## Start Data for this exercise
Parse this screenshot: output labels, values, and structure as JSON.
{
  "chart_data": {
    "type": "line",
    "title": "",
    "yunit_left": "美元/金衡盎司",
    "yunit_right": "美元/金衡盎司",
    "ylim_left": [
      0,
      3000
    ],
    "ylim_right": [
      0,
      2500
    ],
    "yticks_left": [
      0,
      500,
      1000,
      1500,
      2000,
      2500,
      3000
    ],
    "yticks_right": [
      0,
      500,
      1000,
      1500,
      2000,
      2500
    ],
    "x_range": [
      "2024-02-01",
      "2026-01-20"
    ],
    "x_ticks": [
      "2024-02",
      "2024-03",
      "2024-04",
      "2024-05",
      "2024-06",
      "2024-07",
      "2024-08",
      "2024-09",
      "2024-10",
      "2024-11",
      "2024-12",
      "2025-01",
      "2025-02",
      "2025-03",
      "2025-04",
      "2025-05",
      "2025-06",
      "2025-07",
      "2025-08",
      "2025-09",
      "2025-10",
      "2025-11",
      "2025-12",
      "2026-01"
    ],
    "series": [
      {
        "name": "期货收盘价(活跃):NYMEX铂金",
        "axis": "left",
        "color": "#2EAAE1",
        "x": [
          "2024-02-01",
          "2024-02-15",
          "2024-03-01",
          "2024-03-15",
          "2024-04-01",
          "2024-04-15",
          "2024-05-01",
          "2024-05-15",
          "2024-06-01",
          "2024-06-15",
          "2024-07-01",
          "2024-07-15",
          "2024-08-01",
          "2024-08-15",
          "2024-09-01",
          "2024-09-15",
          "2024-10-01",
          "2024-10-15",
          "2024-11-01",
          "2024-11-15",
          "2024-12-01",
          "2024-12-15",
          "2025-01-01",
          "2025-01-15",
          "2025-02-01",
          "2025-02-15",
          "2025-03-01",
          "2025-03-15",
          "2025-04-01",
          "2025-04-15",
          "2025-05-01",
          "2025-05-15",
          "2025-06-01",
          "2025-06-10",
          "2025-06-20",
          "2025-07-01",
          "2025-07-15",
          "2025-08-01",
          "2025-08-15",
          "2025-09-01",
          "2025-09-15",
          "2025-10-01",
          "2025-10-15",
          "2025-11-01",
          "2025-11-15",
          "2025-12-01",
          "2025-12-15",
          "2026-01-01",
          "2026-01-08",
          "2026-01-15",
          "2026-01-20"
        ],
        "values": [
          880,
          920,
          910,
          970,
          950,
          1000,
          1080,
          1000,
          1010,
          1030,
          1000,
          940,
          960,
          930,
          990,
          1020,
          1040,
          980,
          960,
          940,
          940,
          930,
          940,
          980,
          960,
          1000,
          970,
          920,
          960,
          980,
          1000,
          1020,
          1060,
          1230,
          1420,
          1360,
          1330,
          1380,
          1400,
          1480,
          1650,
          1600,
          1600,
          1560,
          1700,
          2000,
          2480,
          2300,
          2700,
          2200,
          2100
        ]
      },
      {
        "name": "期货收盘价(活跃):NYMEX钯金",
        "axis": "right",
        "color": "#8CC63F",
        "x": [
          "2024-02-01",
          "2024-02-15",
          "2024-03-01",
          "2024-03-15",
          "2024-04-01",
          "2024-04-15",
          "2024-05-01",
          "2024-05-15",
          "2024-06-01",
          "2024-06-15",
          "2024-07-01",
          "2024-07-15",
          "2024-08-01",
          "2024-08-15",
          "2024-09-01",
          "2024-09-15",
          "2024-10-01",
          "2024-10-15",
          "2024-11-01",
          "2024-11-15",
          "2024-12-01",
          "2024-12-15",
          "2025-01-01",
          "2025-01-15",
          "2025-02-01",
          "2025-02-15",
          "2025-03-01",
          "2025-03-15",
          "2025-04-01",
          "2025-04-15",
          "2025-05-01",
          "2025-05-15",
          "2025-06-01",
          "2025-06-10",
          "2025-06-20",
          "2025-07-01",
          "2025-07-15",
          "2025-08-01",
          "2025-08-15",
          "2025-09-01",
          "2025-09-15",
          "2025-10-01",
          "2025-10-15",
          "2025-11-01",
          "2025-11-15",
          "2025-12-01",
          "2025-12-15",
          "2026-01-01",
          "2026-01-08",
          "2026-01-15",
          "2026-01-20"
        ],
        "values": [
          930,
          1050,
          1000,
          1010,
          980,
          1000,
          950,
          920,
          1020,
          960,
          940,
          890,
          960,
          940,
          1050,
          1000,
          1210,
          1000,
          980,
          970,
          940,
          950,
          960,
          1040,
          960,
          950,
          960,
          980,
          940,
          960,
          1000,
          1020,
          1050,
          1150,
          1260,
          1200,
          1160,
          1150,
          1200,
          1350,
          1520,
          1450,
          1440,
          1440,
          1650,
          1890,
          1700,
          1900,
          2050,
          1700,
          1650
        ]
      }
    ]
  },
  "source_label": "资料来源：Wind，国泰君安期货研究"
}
## End Data for this exercise
### Short exercise
Output the records exactly, including every line.

### Exercise output
Parse this screenshot: output labels, values, and structure as JSON.
{
  "chart_data": {
    "type": "line",
    "title": "",
    "yunit_left": "美元/金衡盎司",
    "yunit_right": "美元/金衡盎司",
    "ylim_left": [
      0,
      3000
    ],
    "ylim_right": [
      0,
      2500
    ],
    "yticks_left": [
      0,
      500,
      1000,
      1500,
      2000,
      2500,
      3000
    ],
    "yticks_right": [
      0,
      500,
      1000,
      1500,
      2000,
      2500
    ],
    "x_range": [
      "2024-02-01",
      "2026-01-20"
    ],
    "x_ticks": [
      "2024-02",
      "2024-03",
      "2024-04",
      "2024-05",
      "2024-06",
      "2024-07",
      "2024-08",
      "2024-09",
      "2024-10",
      "2024-11",
      "2024-12",
      "2025-01",
      "2025-02",
      "2025-03",
      "2025-04",
      "2025-05",
      "2025-06",
      "2025-07",
      "2025-08",
      "2025-09",
      "2025-10",
      "2025-11",
      "2025-12",
      "2026-01"
    ],
    "series": [
      {
        "name": "期货收盘价(活跃):NYMEX铂金",
        "axis": "left",
        "color": "#2EAAE1",
        "x": [
          "2024-02-01",
          "2024-02-15",
          "2024-03-01",
          "2024-03-15",
          "2024-04-01",
          "2024-04-15",
          "2024-05-01",
          "2024-05-15",
          "2024-06-01",
          "2024-06-15",
          "2024-07-01",
          "2024-07-15",
          "2024-08-01",
          "2024-08-15",
          "2024-09-01",
          "2024-09-15",
          "2024-10-01",
          "2024-10-15",
          "2024-11-01",
          "2024-11-15",
          "2024-12-01",
          "2024-12-15",
          "2025-01-01",
          "2025-01-15",
          "2025-02-01",
          "2025-02-15",
          "2025-03-01",
          "2025-03-15",
          "2025-04-01",
          "2025-04-15",
          "2025-05-01",
          "2025-05-15",
          "2025-06-01",
          "2025-06-10",
          "2025-06-20",
          "2025-07-01",
          "2025-07-15",
          "2025-08-01",
          "2025-08-15",
          "2025-09-01",
          "2025-09-15",
          "2025-10-01",
          "2025-10-15",
          "2025-11-01",
          "2025-11-15",
          "2025-12-01",
          "2025-12-15",
          "2026-01-01",
          "2026-01-08",
          "2026-01-15",
          "2026-01-20"
        ],
        "values": [
          880,
          920,
          910,
          970,
          950,
          1000,
          1080,
          1000,
          1010,
          1030,
          1000,
          940,
          960,
          930,
          990,
          1020,
          1040,
          980,
          960,
          940,
          940,
          930,
          940,
          980,
          960,
          1000,
          970,
          920,
          960,
          980,
          1000,
          1020,
          1060,
          1230,
          1420,
          1360,
          1330,
          1380,
          1400,
          1480,
          1650,
          1600,
          1600,
          1560,
          1700,
          2000,
          2480,
          2300,
          2700,
          2200,
          2100
        ]
      },
      {
        "name": "期货收盘价(活跃):NYMEX钯金",
        "axis": "right",
        "color": "#8CC63F",
        "x": [
          "2024-02-01",
          "2024-02-15",
          "2024-03-01",
          "2024-03-15",
          "2024-04-01",
          "2024-04-15",
          "2024-05-01",
          "2024-05-15",
          "2024-06-01",
          "2024-06-15",
          "2024-07-01",
          "2024-07-15",
          "2024-08-01",
          "2024-08-15",
          "2024-09-01",
          "2024-09-15",
          "2024-10-01",
          "2024-10-15",
          "2024-11-01",
          "2024-11-15",
          "2024-12-01",
          "2024-12-15",
          "2025-01-01",
          "2025-01-15",
          "2025-02-01",
          "2025-02-15",
          "2025-03-01",
          "2025-03-15",
          "2025-04-01",
          "2025-04-15",
          "2025-05-01",
          "2025-05-15",
          "2025-06-01",
          "2025-06-10",
          "2025-06-20",
          "2025-07-01",
          "2025-07-15",
          "2025-08-01",
          "2025-08-15",
          "2025-09-01",
          "2025-09-15",
          "2025-10-01",
          "2025-10-15",
          "2025-11-01",
          "2025-11-15",
          "2025-12-01",
          "2025-12-15",
          "2026-01-01",
          "2026-01-08",
          "2026-01-15",
          "2026-01-20"
        ],
        "values": [
          930,
          1050,
          1000,
          1010,
          980,
          1000,
          950,
          920,
          1020,
          960,
          940,
          890,
          960,
          940,
          1050,
          1000,
          1210,
          1000,
          980,
          970,
          940,
          950,
          960,
          1040,
          960,
          950,
          960,
          980,
          940,
          960,
          1000,
          1020,
          1050,
          1150,
          1260,
          1200,
          1160,
          1150,
          1200,
          1350,
          1520,
          1450,
          1440,
          1440,
          1650,
          1890,
          1700,
          1900,
          2050,
          1700,
          1650
        ]
      }
    ]
  },
  "source_label": "资料来源：Wind，国泰君安期货研究"
}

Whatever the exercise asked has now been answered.